> TASK TO CARRY OUT
Identify each line in the material below that contains the string "letterhead", and copy those lines.

> PROVIDED ENTRIES
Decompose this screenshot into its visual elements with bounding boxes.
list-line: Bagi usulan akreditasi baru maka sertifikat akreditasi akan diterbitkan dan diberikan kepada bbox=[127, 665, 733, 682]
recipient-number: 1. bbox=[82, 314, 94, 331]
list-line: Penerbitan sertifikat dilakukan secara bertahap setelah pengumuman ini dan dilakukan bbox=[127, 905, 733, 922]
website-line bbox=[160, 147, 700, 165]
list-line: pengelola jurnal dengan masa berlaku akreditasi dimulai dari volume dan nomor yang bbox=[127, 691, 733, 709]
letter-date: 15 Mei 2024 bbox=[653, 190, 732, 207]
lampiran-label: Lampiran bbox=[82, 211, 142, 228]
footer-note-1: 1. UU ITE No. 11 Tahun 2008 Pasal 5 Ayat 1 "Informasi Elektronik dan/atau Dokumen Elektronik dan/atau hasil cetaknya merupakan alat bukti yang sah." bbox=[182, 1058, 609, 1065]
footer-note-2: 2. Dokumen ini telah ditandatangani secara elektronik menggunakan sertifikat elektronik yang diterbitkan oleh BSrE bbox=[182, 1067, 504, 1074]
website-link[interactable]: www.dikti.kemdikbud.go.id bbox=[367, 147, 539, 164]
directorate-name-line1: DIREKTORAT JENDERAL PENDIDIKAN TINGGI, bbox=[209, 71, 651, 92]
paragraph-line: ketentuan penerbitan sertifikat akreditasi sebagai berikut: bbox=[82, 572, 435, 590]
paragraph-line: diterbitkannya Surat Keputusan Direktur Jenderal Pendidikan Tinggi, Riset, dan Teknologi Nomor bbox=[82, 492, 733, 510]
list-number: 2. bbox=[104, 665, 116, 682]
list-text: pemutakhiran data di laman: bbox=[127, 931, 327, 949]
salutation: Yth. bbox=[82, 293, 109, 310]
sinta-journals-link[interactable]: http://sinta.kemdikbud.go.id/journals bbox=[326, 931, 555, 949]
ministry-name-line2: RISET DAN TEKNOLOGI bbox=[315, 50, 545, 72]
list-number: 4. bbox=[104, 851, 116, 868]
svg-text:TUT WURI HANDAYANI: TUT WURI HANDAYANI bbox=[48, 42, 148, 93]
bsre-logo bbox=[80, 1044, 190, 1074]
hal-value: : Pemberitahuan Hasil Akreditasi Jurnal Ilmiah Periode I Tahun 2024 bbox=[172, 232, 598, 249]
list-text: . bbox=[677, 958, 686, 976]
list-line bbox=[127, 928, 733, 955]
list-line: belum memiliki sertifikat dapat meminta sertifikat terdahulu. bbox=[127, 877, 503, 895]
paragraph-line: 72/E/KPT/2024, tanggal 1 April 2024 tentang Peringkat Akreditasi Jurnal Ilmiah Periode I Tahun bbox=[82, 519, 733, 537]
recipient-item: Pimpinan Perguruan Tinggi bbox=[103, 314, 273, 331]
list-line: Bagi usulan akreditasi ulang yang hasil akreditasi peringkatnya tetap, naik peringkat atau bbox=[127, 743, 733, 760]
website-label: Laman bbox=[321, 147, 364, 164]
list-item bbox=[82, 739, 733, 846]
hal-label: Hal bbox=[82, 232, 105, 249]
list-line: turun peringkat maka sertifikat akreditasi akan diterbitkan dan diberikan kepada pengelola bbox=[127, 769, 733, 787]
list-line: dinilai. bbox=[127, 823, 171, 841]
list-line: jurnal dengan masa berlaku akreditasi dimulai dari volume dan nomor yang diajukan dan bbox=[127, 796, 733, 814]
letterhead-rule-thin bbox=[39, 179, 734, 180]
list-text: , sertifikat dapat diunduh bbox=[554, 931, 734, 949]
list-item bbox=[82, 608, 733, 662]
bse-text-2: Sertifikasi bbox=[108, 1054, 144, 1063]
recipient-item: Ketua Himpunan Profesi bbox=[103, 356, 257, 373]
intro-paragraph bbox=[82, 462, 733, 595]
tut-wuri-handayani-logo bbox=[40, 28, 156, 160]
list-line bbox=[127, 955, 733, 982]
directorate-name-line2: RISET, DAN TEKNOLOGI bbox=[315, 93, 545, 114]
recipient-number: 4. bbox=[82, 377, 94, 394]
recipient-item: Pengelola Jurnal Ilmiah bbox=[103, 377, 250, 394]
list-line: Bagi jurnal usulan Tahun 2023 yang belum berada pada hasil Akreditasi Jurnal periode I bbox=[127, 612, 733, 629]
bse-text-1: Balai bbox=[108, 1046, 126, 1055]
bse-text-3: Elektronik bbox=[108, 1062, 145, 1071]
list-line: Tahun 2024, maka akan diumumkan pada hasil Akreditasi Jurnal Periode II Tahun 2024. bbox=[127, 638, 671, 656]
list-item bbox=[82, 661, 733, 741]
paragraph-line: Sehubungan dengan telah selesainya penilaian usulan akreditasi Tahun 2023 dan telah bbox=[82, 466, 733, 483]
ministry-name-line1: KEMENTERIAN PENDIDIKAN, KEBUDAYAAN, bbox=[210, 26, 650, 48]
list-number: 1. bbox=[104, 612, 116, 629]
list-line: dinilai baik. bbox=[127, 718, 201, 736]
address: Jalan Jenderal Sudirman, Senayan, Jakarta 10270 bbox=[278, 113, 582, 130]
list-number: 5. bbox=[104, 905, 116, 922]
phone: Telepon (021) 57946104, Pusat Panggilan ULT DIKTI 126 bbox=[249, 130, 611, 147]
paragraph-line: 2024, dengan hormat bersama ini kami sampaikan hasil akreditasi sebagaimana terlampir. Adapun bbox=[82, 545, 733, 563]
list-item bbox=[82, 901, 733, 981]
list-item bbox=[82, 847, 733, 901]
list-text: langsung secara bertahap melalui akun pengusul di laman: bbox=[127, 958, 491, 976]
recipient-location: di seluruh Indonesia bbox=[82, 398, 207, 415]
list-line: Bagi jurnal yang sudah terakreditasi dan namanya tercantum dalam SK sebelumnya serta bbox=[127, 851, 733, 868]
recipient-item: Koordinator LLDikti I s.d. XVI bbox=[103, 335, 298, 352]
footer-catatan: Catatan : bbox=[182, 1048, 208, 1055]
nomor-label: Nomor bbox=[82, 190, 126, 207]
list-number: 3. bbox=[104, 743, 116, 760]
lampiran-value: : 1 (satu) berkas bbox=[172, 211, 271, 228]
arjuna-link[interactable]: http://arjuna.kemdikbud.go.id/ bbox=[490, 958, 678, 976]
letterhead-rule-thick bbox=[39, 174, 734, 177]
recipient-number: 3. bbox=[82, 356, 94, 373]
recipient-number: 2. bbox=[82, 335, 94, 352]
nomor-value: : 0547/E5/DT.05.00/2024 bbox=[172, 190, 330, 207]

> EXERCISE ANSWER
letterhead-rule-thin bbox=[39, 179, 734, 180]
letterhead-rule-thick bbox=[39, 174, 734, 177]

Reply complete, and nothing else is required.